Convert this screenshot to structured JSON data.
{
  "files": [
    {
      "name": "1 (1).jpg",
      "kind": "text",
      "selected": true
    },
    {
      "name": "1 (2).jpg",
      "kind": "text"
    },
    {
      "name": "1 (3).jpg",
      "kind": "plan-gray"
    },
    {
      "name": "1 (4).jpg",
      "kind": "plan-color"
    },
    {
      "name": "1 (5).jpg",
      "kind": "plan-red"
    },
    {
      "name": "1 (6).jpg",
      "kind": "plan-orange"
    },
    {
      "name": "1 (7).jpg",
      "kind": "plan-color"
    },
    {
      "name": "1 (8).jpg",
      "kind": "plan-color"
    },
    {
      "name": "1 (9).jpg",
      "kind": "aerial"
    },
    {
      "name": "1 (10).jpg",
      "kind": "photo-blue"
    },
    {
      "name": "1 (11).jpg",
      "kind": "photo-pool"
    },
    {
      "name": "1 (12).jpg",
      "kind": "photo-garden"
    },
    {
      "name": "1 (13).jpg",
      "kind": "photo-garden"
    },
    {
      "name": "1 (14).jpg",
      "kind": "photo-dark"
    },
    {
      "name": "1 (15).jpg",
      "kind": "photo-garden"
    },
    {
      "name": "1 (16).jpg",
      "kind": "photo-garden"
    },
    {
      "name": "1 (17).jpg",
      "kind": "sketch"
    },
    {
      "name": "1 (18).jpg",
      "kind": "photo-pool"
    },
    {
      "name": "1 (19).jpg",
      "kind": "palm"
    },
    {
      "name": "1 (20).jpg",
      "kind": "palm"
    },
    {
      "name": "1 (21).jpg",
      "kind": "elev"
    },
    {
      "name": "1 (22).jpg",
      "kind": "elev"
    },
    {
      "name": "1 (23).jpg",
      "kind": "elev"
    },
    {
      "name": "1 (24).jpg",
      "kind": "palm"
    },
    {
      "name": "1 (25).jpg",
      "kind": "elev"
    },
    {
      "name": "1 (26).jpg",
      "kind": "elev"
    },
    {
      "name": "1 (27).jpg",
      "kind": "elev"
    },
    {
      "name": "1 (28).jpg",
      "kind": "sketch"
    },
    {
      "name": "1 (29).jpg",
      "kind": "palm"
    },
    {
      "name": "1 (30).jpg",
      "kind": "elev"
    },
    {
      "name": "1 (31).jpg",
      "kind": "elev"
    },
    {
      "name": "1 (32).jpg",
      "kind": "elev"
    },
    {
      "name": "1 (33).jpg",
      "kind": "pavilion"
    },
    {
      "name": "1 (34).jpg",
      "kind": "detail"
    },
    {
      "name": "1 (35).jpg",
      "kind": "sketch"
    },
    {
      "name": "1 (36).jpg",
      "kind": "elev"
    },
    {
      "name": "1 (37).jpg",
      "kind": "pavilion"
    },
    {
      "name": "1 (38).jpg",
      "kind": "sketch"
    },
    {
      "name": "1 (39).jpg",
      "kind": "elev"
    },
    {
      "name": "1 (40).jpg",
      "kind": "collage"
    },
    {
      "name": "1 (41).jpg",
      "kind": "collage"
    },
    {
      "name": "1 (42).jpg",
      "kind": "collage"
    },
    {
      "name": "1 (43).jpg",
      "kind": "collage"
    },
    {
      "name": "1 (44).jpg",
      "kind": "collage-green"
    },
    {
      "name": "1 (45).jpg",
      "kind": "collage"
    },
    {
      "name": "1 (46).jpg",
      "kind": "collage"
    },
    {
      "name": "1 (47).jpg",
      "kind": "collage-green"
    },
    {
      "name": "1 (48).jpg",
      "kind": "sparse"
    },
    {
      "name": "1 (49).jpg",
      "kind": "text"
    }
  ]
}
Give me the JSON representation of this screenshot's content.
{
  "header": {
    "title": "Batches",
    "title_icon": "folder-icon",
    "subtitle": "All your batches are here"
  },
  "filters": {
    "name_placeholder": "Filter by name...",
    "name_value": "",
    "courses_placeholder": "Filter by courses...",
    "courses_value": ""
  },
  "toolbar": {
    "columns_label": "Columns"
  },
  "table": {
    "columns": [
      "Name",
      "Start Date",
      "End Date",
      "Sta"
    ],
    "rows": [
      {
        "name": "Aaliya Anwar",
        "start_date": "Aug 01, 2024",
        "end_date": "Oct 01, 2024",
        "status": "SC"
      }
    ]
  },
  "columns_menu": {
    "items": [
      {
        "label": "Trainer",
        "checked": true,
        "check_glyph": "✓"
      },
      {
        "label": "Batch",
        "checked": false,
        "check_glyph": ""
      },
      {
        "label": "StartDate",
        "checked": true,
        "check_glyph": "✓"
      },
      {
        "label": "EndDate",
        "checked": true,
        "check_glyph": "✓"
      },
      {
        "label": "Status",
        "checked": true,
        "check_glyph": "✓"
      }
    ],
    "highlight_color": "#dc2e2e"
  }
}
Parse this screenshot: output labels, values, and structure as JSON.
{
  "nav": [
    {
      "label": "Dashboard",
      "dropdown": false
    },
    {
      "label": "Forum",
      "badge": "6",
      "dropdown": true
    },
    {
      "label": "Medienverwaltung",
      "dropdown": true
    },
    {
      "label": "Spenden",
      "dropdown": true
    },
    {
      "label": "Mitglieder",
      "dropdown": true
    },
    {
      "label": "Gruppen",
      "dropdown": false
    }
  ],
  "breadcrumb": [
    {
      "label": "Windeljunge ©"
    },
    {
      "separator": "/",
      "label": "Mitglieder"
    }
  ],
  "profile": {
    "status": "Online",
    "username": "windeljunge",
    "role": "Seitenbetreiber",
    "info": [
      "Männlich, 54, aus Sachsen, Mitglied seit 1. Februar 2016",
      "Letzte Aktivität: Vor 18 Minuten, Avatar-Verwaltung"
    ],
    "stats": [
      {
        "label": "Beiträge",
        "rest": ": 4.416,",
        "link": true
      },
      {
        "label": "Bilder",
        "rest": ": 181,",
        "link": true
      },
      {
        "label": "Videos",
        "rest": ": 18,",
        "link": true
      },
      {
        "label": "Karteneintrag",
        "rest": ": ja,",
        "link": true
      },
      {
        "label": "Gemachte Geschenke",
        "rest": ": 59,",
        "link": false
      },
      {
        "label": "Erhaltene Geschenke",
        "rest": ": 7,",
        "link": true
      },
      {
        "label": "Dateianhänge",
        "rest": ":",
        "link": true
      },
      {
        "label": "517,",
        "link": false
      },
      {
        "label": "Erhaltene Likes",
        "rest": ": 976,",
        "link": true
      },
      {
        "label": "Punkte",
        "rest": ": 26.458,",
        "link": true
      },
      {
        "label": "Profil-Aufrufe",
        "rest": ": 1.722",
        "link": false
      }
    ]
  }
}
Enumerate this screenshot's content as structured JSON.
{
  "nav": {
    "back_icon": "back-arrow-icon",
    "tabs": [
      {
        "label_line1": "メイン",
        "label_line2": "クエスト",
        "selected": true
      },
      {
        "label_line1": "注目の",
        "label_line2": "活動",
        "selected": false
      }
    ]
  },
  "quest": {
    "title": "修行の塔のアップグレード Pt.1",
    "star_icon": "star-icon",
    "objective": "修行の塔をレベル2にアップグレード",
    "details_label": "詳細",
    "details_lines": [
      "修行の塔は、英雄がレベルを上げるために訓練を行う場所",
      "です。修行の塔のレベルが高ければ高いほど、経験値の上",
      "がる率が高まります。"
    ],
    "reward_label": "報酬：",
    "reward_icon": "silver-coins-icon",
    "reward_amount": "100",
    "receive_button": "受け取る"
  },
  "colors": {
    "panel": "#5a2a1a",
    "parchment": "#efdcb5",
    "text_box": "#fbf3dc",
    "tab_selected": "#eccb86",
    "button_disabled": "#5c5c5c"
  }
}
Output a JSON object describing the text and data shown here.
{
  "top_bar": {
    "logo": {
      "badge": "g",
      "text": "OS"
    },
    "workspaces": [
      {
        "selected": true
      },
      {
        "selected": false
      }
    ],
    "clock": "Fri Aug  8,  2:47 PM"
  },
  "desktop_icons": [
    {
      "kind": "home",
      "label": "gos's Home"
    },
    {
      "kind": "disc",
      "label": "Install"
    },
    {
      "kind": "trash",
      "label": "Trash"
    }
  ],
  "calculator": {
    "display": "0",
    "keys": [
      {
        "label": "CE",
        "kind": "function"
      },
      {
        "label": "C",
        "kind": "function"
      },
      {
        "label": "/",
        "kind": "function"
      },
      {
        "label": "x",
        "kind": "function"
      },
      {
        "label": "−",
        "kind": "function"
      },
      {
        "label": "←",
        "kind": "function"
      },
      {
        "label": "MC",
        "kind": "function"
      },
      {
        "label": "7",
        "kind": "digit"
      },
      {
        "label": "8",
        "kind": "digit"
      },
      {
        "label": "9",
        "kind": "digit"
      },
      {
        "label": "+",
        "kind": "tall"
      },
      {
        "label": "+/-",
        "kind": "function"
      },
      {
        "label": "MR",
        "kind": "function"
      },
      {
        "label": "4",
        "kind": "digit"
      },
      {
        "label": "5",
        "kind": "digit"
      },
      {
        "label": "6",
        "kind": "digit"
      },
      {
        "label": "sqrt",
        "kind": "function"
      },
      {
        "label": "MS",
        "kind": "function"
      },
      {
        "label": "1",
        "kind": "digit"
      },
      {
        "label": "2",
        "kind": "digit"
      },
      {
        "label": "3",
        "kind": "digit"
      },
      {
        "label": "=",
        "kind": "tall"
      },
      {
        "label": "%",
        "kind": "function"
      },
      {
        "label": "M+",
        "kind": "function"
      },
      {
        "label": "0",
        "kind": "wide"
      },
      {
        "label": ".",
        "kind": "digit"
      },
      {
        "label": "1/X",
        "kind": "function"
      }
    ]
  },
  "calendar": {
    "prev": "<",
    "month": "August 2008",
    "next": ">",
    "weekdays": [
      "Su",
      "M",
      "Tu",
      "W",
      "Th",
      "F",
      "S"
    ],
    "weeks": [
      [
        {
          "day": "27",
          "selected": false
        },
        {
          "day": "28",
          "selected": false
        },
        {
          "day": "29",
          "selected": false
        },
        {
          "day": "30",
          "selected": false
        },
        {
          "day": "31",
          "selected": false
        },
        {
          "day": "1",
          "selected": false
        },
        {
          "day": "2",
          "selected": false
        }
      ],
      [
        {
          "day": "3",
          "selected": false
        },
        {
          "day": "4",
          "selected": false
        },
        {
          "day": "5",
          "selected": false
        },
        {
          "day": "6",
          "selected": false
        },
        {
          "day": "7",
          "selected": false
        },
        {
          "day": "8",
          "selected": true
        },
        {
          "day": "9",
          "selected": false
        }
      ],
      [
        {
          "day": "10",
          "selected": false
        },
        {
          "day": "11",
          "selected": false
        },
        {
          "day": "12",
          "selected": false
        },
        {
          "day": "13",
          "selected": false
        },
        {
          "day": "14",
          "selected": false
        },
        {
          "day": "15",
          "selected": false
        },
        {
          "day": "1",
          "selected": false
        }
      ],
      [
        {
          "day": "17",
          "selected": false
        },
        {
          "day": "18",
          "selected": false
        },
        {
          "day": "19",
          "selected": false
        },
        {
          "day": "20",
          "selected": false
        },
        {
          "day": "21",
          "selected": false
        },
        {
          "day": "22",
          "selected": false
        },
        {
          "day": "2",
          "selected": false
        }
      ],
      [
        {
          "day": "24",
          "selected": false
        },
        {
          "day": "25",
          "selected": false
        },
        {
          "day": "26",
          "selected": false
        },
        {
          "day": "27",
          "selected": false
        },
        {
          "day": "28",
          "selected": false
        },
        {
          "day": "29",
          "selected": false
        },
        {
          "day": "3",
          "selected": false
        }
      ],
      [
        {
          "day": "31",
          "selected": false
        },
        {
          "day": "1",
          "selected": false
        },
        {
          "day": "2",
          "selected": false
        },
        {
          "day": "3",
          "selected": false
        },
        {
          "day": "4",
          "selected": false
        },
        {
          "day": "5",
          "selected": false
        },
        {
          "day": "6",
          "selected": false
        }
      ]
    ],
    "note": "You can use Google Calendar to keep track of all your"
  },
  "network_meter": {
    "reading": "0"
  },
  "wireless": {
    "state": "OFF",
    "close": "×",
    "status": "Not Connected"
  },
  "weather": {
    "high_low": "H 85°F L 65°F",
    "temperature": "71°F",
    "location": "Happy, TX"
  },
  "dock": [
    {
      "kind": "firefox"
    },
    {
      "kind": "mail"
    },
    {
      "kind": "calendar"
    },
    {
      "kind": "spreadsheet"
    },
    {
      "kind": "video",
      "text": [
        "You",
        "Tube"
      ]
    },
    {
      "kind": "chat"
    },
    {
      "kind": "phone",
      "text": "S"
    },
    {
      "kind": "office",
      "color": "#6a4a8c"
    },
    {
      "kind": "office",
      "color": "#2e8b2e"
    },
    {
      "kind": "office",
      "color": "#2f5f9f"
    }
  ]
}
════════════════
* _AIM OF THE EXERCISE_
Copy out every line of the data that includes "rest".

* _CORRECT RESPONSE_
        "rest": ": 4.416,",
        "rest": ": 181,",
        "rest": ": 18,",
        "rest": ": ja,",
        "rest": ": 59,",
        "rest": ": 7,",
        "rest": ":",
        "rest": ": 976,",
        "rest": ": 26.458,",
        "rest": ": 1.722",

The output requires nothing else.